### Records for processing
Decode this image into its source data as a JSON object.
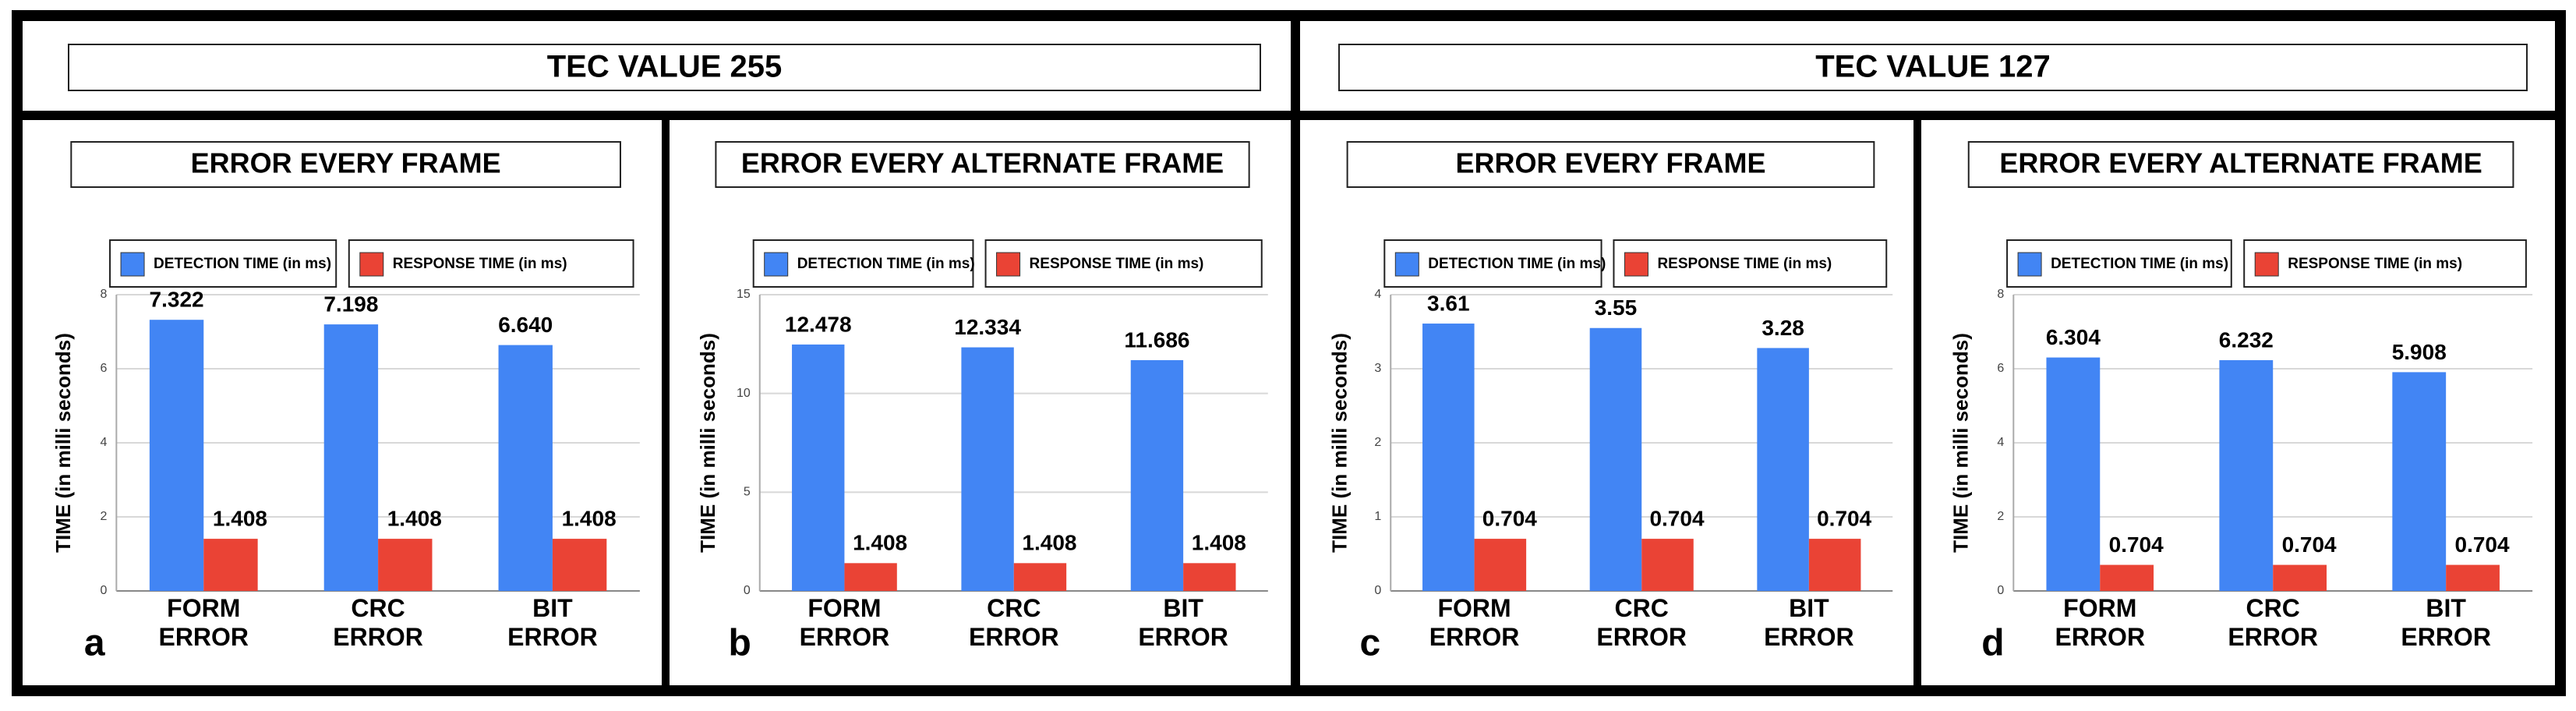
{
  "headers": [
    "TEC VALUE 255",
    "TEC VALUE 127"
  ],
  "chart_data": [
    {
      "type": "bar",
      "panel": "a",
      "title": "ERROR EVERY FRAME",
      "y_label": "TIME (in milli seconds)",
      "categories": [
        "FORM ERROR",
        "CRC ERROR",
        "BIT ERROR"
      ],
      "series": [
        {
          "name": "DETECTION TIME (in ms)",
          "color": "#4285f4",
          "values": [
            7.322,
            7.198,
            6.64
          ],
          "value_labels": [
            "7.322",
            "7.198",
            "6.640"
          ]
        },
        {
          "name": "RESPONSE TIME (in ms)",
          "color": "#ea4335",
          "values": [
            1.408,
            1.408,
            1.408
          ]
        }
      ],
      "ylim": [
        0,
        8
      ],
      "yticks": [
        0,
        2,
        4,
        6,
        8
      ],
      "grid": true
    },
    {
      "type": "bar",
      "panel": "b",
      "title": "ERROR EVERY ALTERNATE FRAME",
      "y_label": "TIME (in milli seconds)",
      "categories": [
        "FORM ERROR",
        "CRC ERROR",
        "BIT ERROR"
      ],
      "series": [
        {
          "name": "DETECTION TIME (in ms)",
          "color": "#4285f4",
          "values": [
            12.478,
            12.334,
            11.686
          ]
        },
        {
          "name": "RESPONSE TIME (in ms)",
          "color": "#ea4335",
          "values": [
            1.408,
            1.408,
            1.408
          ]
        }
      ],
      "ylim": [
        0,
        15
      ],
      "yticks": [
        0,
        5,
        10,
        15
      ],
      "grid": true
    },
    {
      "type": "bar",
      "panel": "c",
      "title": "ERROR EVERY FRAME",
      "y_label": "TIME (in milli seconds)",
      "categories": [
        "FORM ERROR",
        "CRC ERROR",
        "BIT ERROR"
      ],
      "series": [
        {
          "name": "DETECTION TIME (in ms)",
          "color": "#4285f4",
          "values": [
            3.61,
            3.55,
            3.28
          ]
        },
        {
          "name": "RESPONSE TIME (in ms)",
          "color": "#ea4335",
          "values": [
            0.704,
            0.704,
            0.704
          ]
        }
      ],
      "ylim": [
        0,
        4
      ],
      "yticks": [
        0,
        1,
        2,
        3,
        4
      ],
      "grid": true
    },
    {
      "type": "bar",
      "panel": "d",
      "title": "ERROR EVERY ALTERNATE FRAME",
      "y_label": "TIME (in milli seconds)",
      "categories": [
        "FORM ERROR",
        "CRC ERROR",
        "BIT ERROR"
      ],
      "series": [
        {
          "name": "DETECTION TIME (in ms)",
          "color": "#4285f4",
          "values": [
            6.304,
            6.232,
            5.908
          ]
        },
        {
          "name": "RESPONSE TIME (in ms)",
          "color": "#ea4335",
          "values": [
            0.704,
            0.704,
            0.704
          ]
        }
      ],
      "ylim": [
        0,
        8
      ],
      "yticks": [
        0,
        2,
        4,
        6,
        8
      ],
      "grid": true
    }
  ]
}
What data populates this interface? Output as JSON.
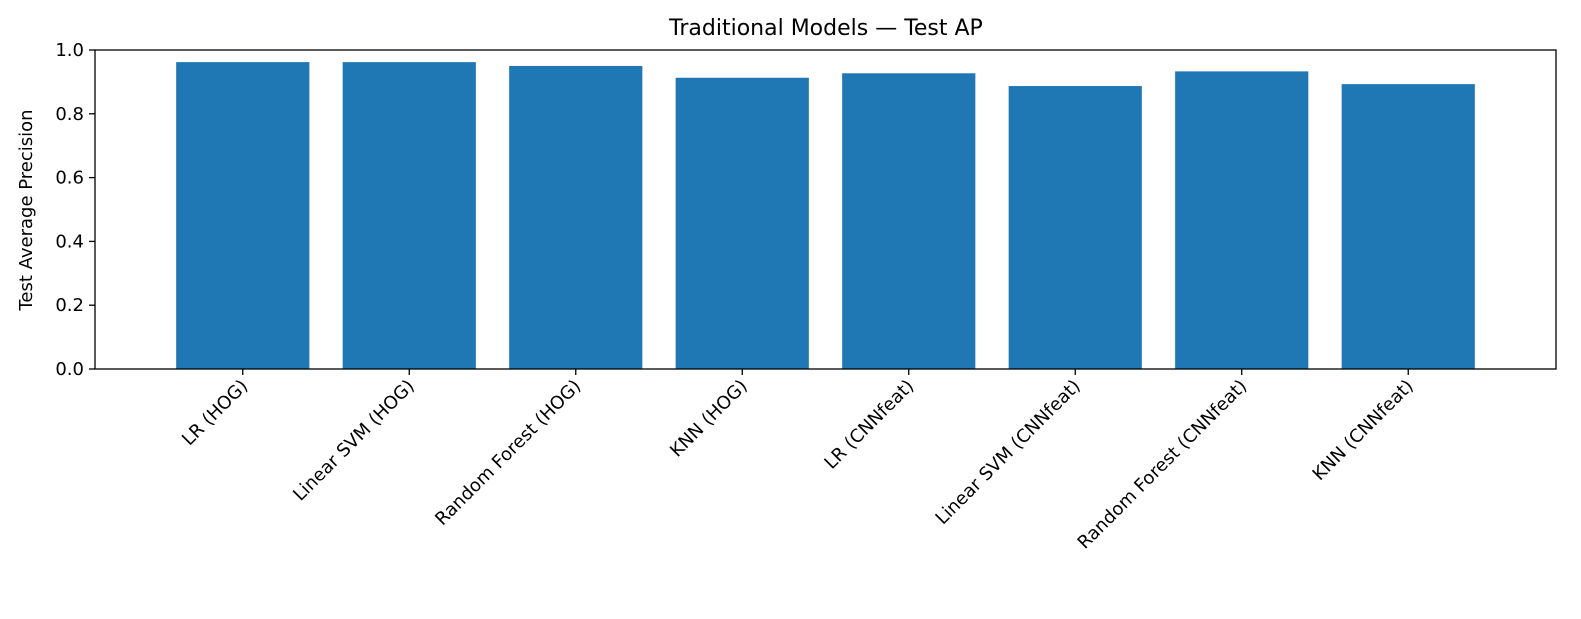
{
  "chart_data": {
    "type": "bar",
    "title": "Traditional Models — Test AP",
    "xlabel": "",
    "ylabel": "Test Average Precision",
    "categories": [
      "LR (HOG)",
      "Linear SVM (HOG)",
      "Random Forest (HOG)",
      "KNN (HOG)",
      "LR (CNNfeat)",
      "Linear SVM (CNNfeat)",
      "Random Forest (CNNfeat)",
      "KNN (CNNfeat)"
    ],
    "values": [
      0.962,
      0.962,
      0.95,
      0.913,
      0.927,
      0.887,
      0.933,
      0.893
    ],
    "ylim": [
      0,
      1.0
    ],
    "yticks": [
      "0.0",
      "0.2",
      "0.4",
      "0.6",
      "0.8",
      "1.0"
    ],
    "ytick_values": [
      0.0,
      0.2,
      0.4,
      0.6,
      0.8,
      1.0
    ],
    "grid": false,
    "bar_color": "#1f77b4"
  }
}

### Task statement
Without the pictures, print the records in full, exactly as they appear.

### The completed task
Decode this image into its source data as a JSON object.
{
  "headers": [
    "TEC VALUE 255",
    "TEC VALUE 127"
  ],
  "chart_data": [
    {
      "type": "bar",
      "panel": "a",
      "title": "ERROR EVERY FRAME",
      "y_label": "TIME (in milli seconds)",
      "categories": [
        "FORM ERROR",
        "CRC ERROR",
        "BIT ERROR"
      ],
      "series": [
        {
          "name": "DETECTION TIME (in ms)",
          "color": "#4285f4",
          "values": [
            7.322,
            7.198,
            6.64
          ],
          "value_labels": [
            "7.322",
            "7.198",
            "6.640"
          ]
        },
        {
          "name": "RESPONSE TIME (in ms)",
          "color": "#ea4335",
          "values": [
            1.408,
            1.408,
            1.408
          ]
        }
      ],
      "ylim": [
        0,
        8
      ],
      "yticks": [
        0,
        2,
        4,
        6,
        8
      ],
      "grid": true
    },
    {
      "type": "bar",
      "panel": "b",
      "title": "ERROR EVERY ALTERNATE FRAME",
      "y_label": "TIME (in milli seconds)",
      "categories": [
        "FORM ERROR",
        "CRC ERROR",
        "BIT ERROR"
      ],
      "series": [
        {
          "name": "DETECTION TIME (in ms)",
          "color": "#4285f4",
          "values": [
            12.478,
            12.334,
            11.686
          ]
        },
        {
          "name": "RESPONSE TIME (in ms)",
          "color": "#ea4335",
          "values": [
            1.408,
            1.408,
            1.408
          ]
        }
      ],
      "ylim": [
        0,
        15
      ],
      "yticks": [
        0,
        5,
        10,
        15
      ],
      "grid": true
    },
    {
      "type": "bar",
      "panel": "c",
      "title": "ERROR EVERY FRAME",
      "y_label": "TIME (in milli seconds)",
      "categories": [
        "FORM ERROR",
        "CRC ERROR",
        "BIT ERROR"
      ],
      "series": [
        {
          "name": "DETECTION TIME (in ms)",
          "color": "#4285f4",
          "values": [
            3.61,
            3.55,
            3.28
          ]
        },
        {
          "name": "RESPONSE TIME (in ms)",
          "color": "#ea4335",
          "values": [
            0.704,
            0.704,
            0.704
          ]
        }
      ],
      "ylim": [
        0,
        4
      ],
      "yticks": [
        0,
        1,
        2,
        3,
        4
      ],
      "grid": true
    },
    {
      "type": "bar",
      "panel": "d",
      "title": "ERROR EVERY ALTERNATE FRAME",
      "y_label": "TIME (in milli seconds)",
      "categories": [
        "FORM ERROR",
        "CRC ERROR",
        "BIT ERROR"
      ],
      "series": [
        {
          "name": "DETECTION TIME (in ms)",
          "color": "#4285f4",
          "values": [
            6.304,
            6.232,
            5.908
          ]
        },
        {
          "name": "RESPONSE TIME (in ms)",
          "color": "#ea4335",
          "values": [
            0.704,
            0.704,
            0.704
          ]
        }
      ],
      "ylim": [
        0,
        8
      ],
      "yticks": [
        0,
        2,
        4,
        6,
        8
      ],
      "grid": true
    }
  ]
}
What data populates this interface? Output as JSON.
{
  "chart_data": {
    "type": "bar",
    "title": "Traditional Models — Test AP",
    "xlabel": "",
    "ylabel": "Test Average Precision",
    "categories": [
      "LR (HOG)",
      "Linear SVM (HOG)",
      "Random Forest (HOG)",
      "KNN (HOG)",
      "LR (CNNfeat)",
      "Linear SVM (CNNfeat)",
      "Random Forest (CNNfeat)",
      "KNN (CNNfeat)"
    ],
    "values": [
      0.962,
      0.962,
      0.95,
      0.913,
      0.927,
      0.887,
      0.933,
      0.893
    ],
    "ylim": [
      0,
      1.0
    ],
    "yticks": [
      "0.0",
      "0.2",
      "0.4",
      "0.6",
      "0.8",
      "1.0"
    ],
    "ytick_values": [
      0.0,
      0.2,
      0.4,
      0.6,
      0.8,
      1.0
    ],
    "grid": false,
    "bar_color": "#1f77b4"
  }
}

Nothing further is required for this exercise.